Where the data below has the string "text", return the whole line.

[Entries from a visual dataset]

▬▬▬▬▬▬▬▬▬▬

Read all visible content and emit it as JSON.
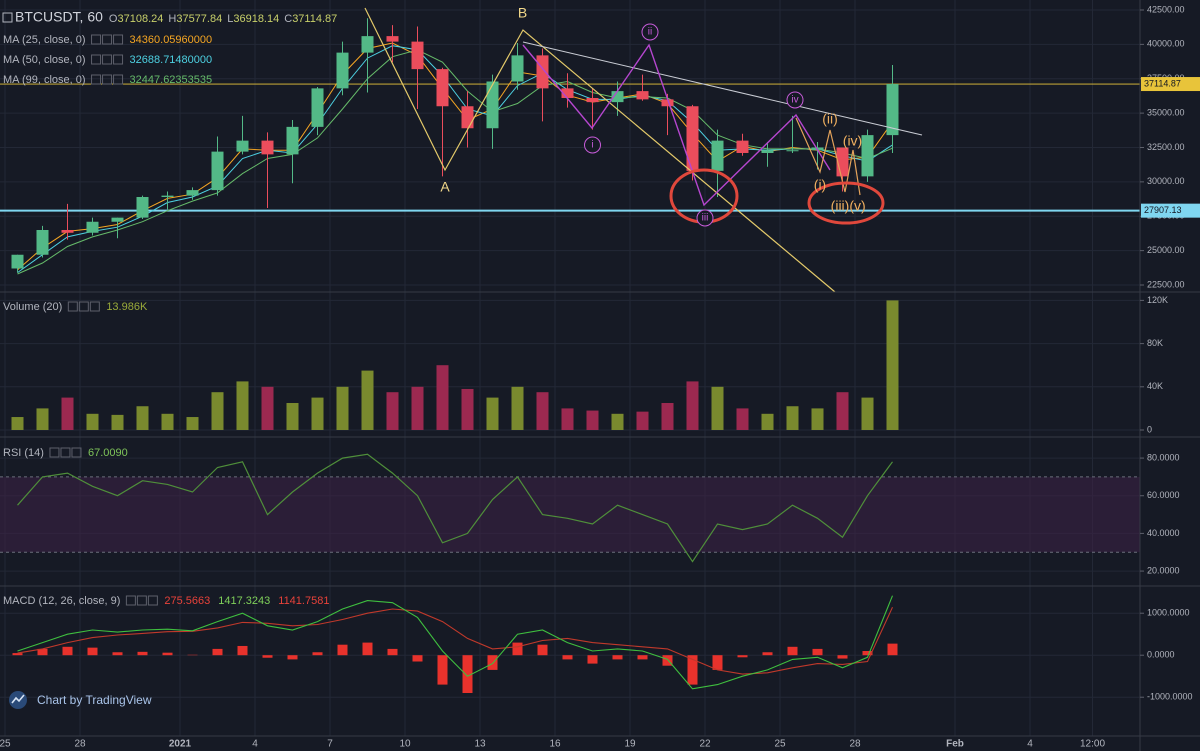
{
  "watermark": "Chart by TradingView",
  "chart_data": [
    {
      "type": "candlestick",
      "title": "BTCUSDT, 60",
      "ohlc": [
        {
          "label": "O",
          "value": "37108.24"
        },
        {
          "label": "H",
          "value": "37577.84"
        },
        {
          "label": "L",
          "value": "36918.14"
        },
        {
          "label": "C",
          "value": "37114.87"
        }
      ],
      "up_color": "#53b987",
      "down_color": "#eb4d5c",
      "x": [
        0.5,
        1.5,
        2.5,
        3.5,
        4.5,
        5.5,
        6.5,
        7.5,
        8.5,
        9.5,
        10.5,
        11.5,
        12.5,
        13.5,
        14.5,
        15.5,
        16.5,
        17.5,
        18.5,
        19.5,
        20.5,
        21.5,
        22.5,
        23.5,
        24.5,
        25.5,
        26.5,
        27.5,
        28.5,
        29.5,
        30.5,
        31.5,
        32.5,
        33.5,
        34.5,
        35.5
      ],
      "open": [
        23700,
        24700,
        26500,
        26300,
        27100,
        27400,
        28900,
        29000,
        29400,
        32200,
        33000,
        32000,
        34000,
        36800,
        39400,
        40600,
        40200,
        38200,
        35500,
        33900,
        37300,
        39200,
        36800,
        36100,
        35800,
        36600,
        36000,
        35500,
        30800,
        33000,
        32100,
        32300,
        32300,
        32500,
        30400,
        33400
      ],
      "high": [
        24700,
        26800,
        28400,
        27400,
        27400,
        29000,
        29300,
        29600,
        33300,
        34800,
        33600,
        34500,
        36900,
        40200,
        41900,
        41400,
        41300,
        38300,
        36600,
        37800,
        40100,
        39700,
        37900,
        36800,
        37300,
        37800,
        36400,
        35600,
        33800,
        33500,
        32900,
        34800,
        32900,
        32500,
        33800,
        38500
      ],
      "low": [
        23400,
        24500,
        25800,
        26100,
        25900,
        27300,
        28000,
        28700,
        29000,
        32000,
        28100,
        29900,
        33400,
        36300,
        36500,
        38700,
        35300,
        30400,
        32500,
        32400,
        36700,
        34400,
        35400,
        33800,
        34800,
        35900,
        33400,
        30100,
        28900,
        31900,
        31100,
        32100,
        30900,
        29300,
        30000,
        32100
      ],
      "close": [
        24700,
        26500,
        26300,
        27100,
        27400,
        28900,
        29000,
        29400,
        32200,
        33000,
        32000,
        34000,
        36800,
        39400,
        40600,
        40200,
        38200,
        35500,
        33900,
        37300,
        39200,
        36800,
        36100,
        35800,
        36600,
        36000,
        35500,
        30800,
        33000,
        32100,
        32300,
        32300,
        32500,
        30400,
        33400,
        37114.87
      ],
      "series": [
        {
          "name": "MA (25, close, 0)",
          "color": "#f5a623",
          "last": "34360.05960000",
          "values": [
            23600,
            25200,
            26400,
            26600,
            26900,
            27900,
            28800,
            29100,
            30300,
            32400,
            32300,
            32300,
            35000,
            37800,
            39700,
            40100,
            39200,
            36800,
            34500,
            35300,
            38000,
            37700,
            36300,
            35800,
            36100,
            36400,
            35700,
            33500,
            31500,
            32600,
            32200,
            32500,
            32300,
            31600,
            31800,
            34360
          ]
        },
        {
          "name": "MA (50, close, 0)",
          "color": "#4dd0e1",
          "last": "32688.71480000",
          "values": [
            23400,
            24700,
            26000,
            26400,
            26700,
            27500,
            28500,
            28900,
            29700,
            31700,
            32300,
            32100,
            34200,
            36800,
            39000,
            39900,
            39600,
            37700,
            35300,
            34800,
            37000,
            37900,
            36700,
            36000,
            36000,
            36300,
            35900,
            34300,
            32300,
            32400,
            32300,
            32400,
            32400,
            31900,
            31500,
            32688
          ]
        },
        {
          "name": "MA (99, close, 0)",
          "color": "#66bb6a",
          "last": "32447.62353535",
          "values": [
            23300,
            24100,
            25300,
            26000,
            26500,
            27100,
            27900,
            28600,
            29200,
            30600,
            31700,
            32000,
            33200,
            35300,
            37500,
            39100,
            39600,
            38700,
            36600,
            35100,
            35700,
            37000,
            37300,
            36500,
            36100,
            36200,
            36100,
            35200,
            33400,
            32700,
            32400,
            32400,
            32400,
            32100,
            31700,
            32447
          ]
        }
      ],
      "levels": [
        {
          "value": 27907.13,
          "color": "#7fd6f0"
        },
        {
          "value": 37114.87,
          "color": "#e8c43a"
        }
      ],
      "annotations": [
        {
          "text": "A",
          "x": 17.6,
          "y": 29555,
          "color": "#f3d98a"
        },
        {
          "text": "B",
          "x": 20.7,
          "y": 42209,
          "color": "#f3d98a"
        },
        {
          "text": "i",
          "x": 23.5,
          "y": 32682,
          "color": "#c75cd9",
          "circled": true
        },
        {
          "text": "ii",
          "x": 25.8,
          "y": 40900,
          "color": "#c75cd9",
          "circled": true
        },
        {
          "text": "iii",
          "x": 28,
          "y": 27372,
          "color": "#c75cd9",
          "circled": true
        },
        {
          "text": "iv",
          "x": 31.6,
          "y": 35955,
          "color": "#c75cd9",
          "circled": true
        },
        {
          "text": "(i)",
          "x": 32.6,
          "y": 29700,
          "color": "#f0b060"
        },
        {
          "text": "(ii)",
          "x": 33,
          "y": 34500,
          "color": "#f0b060"
        },
        {
          "text": "(iii)",
          "x": 33.4,
          "y": 28173,
          "color": "#f0b060"
        },
        {
          "text": "(iv)",
          "x": 33.9,
          "y": 32900,
          "color": "#f0b060"
        },
        {
          "text": "(v)",
          "x": 34.1,
          "y": 28173,
          "color": "#f0b060"
        }
      ],
      "xlim": [
        -0.2,
        45.4
      ],
      "xticks": [
        {
          "value": 0,
          "label": "25"
        },
        {
          "value": 3,
          "label": "28"
        },
        {
          "value": 7,
          "label": "2021"
        },
        {
          "value": 10,
          "label": "4"
        },
        {
          "value": 13,
          "label": "7"
        },
        {
          "value": 16,
          "label": "10"
        },
        {
          "value": 19,
          "label": "13"
        },
        {
          "value": 22,
          "label": "16"
        },
        {
          "value": 25,
          "label": "19"
        },
        {
          "value": 28,
          "label": "22"
        },
        {
          "value": 31,
          "label": "25"
        },
        {
          "value": 34,
          "label": "28"
        },
        {
          "value": 38,
          "label": "Feb"
        },
        {
          "value": 41,
          "label": "4"
        },
        {
          "value": 43.5,
          "label": "12:00"
        }
      ],
      "ylim": [
        22136,
        43227
      ],
      "yticks": [
        {
          "value": 22500,
          "label": "22500.00"
        },
        {
          "value": 25000,
          "label": "25000.00"
        },
        {
          "value": 27500,
          "label": "27500.00"
        },
        {
          "value": 30000,
          "label": "30000.00"
        },
        {
          "value": 32500,
          "label": "32500.00"
        },
        {
          "value": 35000,
          "label": "35000.00"
        },
        {
          "value": 37500,
          "label": "37500.00"
        },
        {
          "value": 40000,
          "label": "40000.00"
        },
        {
          "value": 42500,
          "label": "42500.00"
        }
      ]
    },
    {
      "type": "volume",
      "title": "Volume (20)",
      "last": "13.986K",
      "x": [
        0.5,
        1.5,
        2.5,
        3.5,
        4.5,
        5.5,
        6.5,
        7.5,
        8.5,
        9.5,
        10.5,
        11.5,
        12.5,
        13.5,
        14.5,
        15.5,
        16.5,
        17.5,
        18.5,
        19.5,
        20.5,
        21.5,
        22.5,
        23.5,
        24.5,
        25.5,
        26.5,
        27.5,
        28.5,
        29.5,
        30.5,
        31.5,
        32.5,
        33.5,
        34.5,
        35.5
      ],
      "values": [
        12000,
        20000,
        30000,
        15000,
        14000,
        22000,
        15000,
        12000,
        35000,
        45000,
        40000,
        25000,
        30000,
        40000,
        55000,
        35000,
        40000,
        60000,
        38000,
        30000,
        40000,
        35000,
        20000,
        18000,
        15000,
        17000,
        25000,
        45000,
        40000,
        20000,
        15000,
        22000,
        20000,
        35000,
        30000,
        120000
      ],
      "up_color": "#7a8a2e",
      "down_color": "#9c2950",
      "ylim": [
        0,
        125000
      ],
      "yticks": [
        0,
        {
          "value": 40000,
          "label": "40K"
        },
        {
          "value": 80000,
          "label": "80K"
        },
        {
          "value": 120000,
          "label": "120K"
        }
      ]
    },
    {
      "type": "line",
      "title": "RSI (14)",
      "last": "67.0090",
      "color": "#4f8f3a",
      "x": [
        0.5,
        1.5,
        2.5,
        3.5,
        4.5,
        5.5,
        6.5,
        7.5,
        8.5,
        9.5,
        10.5,
        11.5,
        12.5,
        13.5,
        14.5,
        15.5,
        16.5,
        17.5,
        18.5,
        19.5,
        20.5,
        21.5,
        22.5,
        23.5,
        24.5,
        25.5,
        26.5,
        27.5,
        28.5,
        29.5,
        30.5,
        31.5,
        32.5,
        33.5,
        34.5,
        35.5
      ],
      "values": [
        55,
        70,
        72,
        65,
        60,
        68,
        66,
        62,
        75,
        78,
        50,
        62,
        72,
        80,
        82,
        72,
        60,
        35,
        40,
        58,
        70,
        50,
        48,
        45,
        55,
        50,
        45,
        25,
        45,
        42,
        45,
        55,
        48,
        38,
        60,
        78
      ],
      "band": [
        30,
        70
      ],
      "band_color": "#3a2144",
      "ylim": [
        12.6,
        89.6
      ],
      "yticks": [
        {
          "value": 20,
          "label": "20.0000"
        },
        {
          "value": 40,
          "label": "40.0000"
        },
        {
          "value": 60,
          "label": "60.0000"
        },
        {
          "value": 80,
          "label": "80.0000"
        }
      ]
    },
    {
      "type": "macd",
      "title": "MACD (12, 26, close, 9)",
      "x": [
        0.5,
        1.5,
        2.5,
        3.5,
        4.5,
        5.5,
        6.5,
        7.5,
        8.5,
        9.5,
        10.5,
        11.5,
        12.5,
        13.5,
        14.5,
        15.5,
        16.5,
        17.5,
        18.5,
        19.5,
        20.5,
        21.5,
        22.5,
        23.5,
        24.5,
        25.5,
        26.5,
        27.5,
        28.5,
        29.5,
        30.5,
        31.5,
        32.5,
        33.5,
        34.5,
        35.5
      ],
      "histogram": {
        "color": "#e8322c",
        "last": "275.5663",
        "values": [
          50,
          150,
          200,
          180,
          70,
          80,
          60,
          10,
          150,
          220,
          -60,
          -100,
          70,
          250,
          300,
          150,
          -150,
          -700,
          -900,
          -350,
          300,
          250,
          -100,
          -200,
          -100,
          -100,
          -250,
          -700,
          -350,
          -50,
          70,
          200,
          150,
          -80,
          100,
          275.5663
        ]
      },
      "macd": {
        "color": "#3fbf3f",
        "last": "1417.3243",
        "values": [
          100,
          300,
          500,
          600,
          550,
          600,
          620,
          580,
          800,
          1000,
          700,
          600,
          800,
          1100,
          1300,
          1250,
          900,
          100,
          -500,
          -200,
          500,
          600,
          300,
          100,
          150,
          100,
          -100,
          -800,
          -700,
          -500,
          -350,
          -100,
          -50,
          -300,
          -50,
          1417.3243
        ]
      },
      "signal": {
        "color": "#c0392b",
        "last": "1141.7581",
        "values": [
          50,
          150,
          300,
          420,
          480,
          520,
          560,
          570,
          650,
          780,
          760,
          700,
          730,
          850,
          1000,
          1100,
          1050,
          800,
          400,
          150,
          200,
          350,
          400,
          300,
          250,
          200,
          150,
          -100,
          -350,
          -450,
          -420,
          -300,
          -200,
          -220,
          -150,
          1141.7581
        ]
      },
      "ylim": [
        -1900,
        1600
      ],
      "yticks": [
        {
          "value": -1000,
          "label": "-1000.0000"
        },
        {
          "value": 0,
          "label": "0.0000"
        },
        {
          "value": 1000,
          "label": "1000.0000"
        }
      ]
    }
  ]
}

▬▬▬▬▬▬▬▬▬▬

**Answer for this exercise:**
          "text": "A",
          "text": "B",
          "text": "i",
          "text": "ii",
          "text": "iii",
          "text": "iv",
          "text": "(i)",
          "text": "(ii)",
          "text": "(iii)",
          "text": "(iv)",
          "text": "(v)",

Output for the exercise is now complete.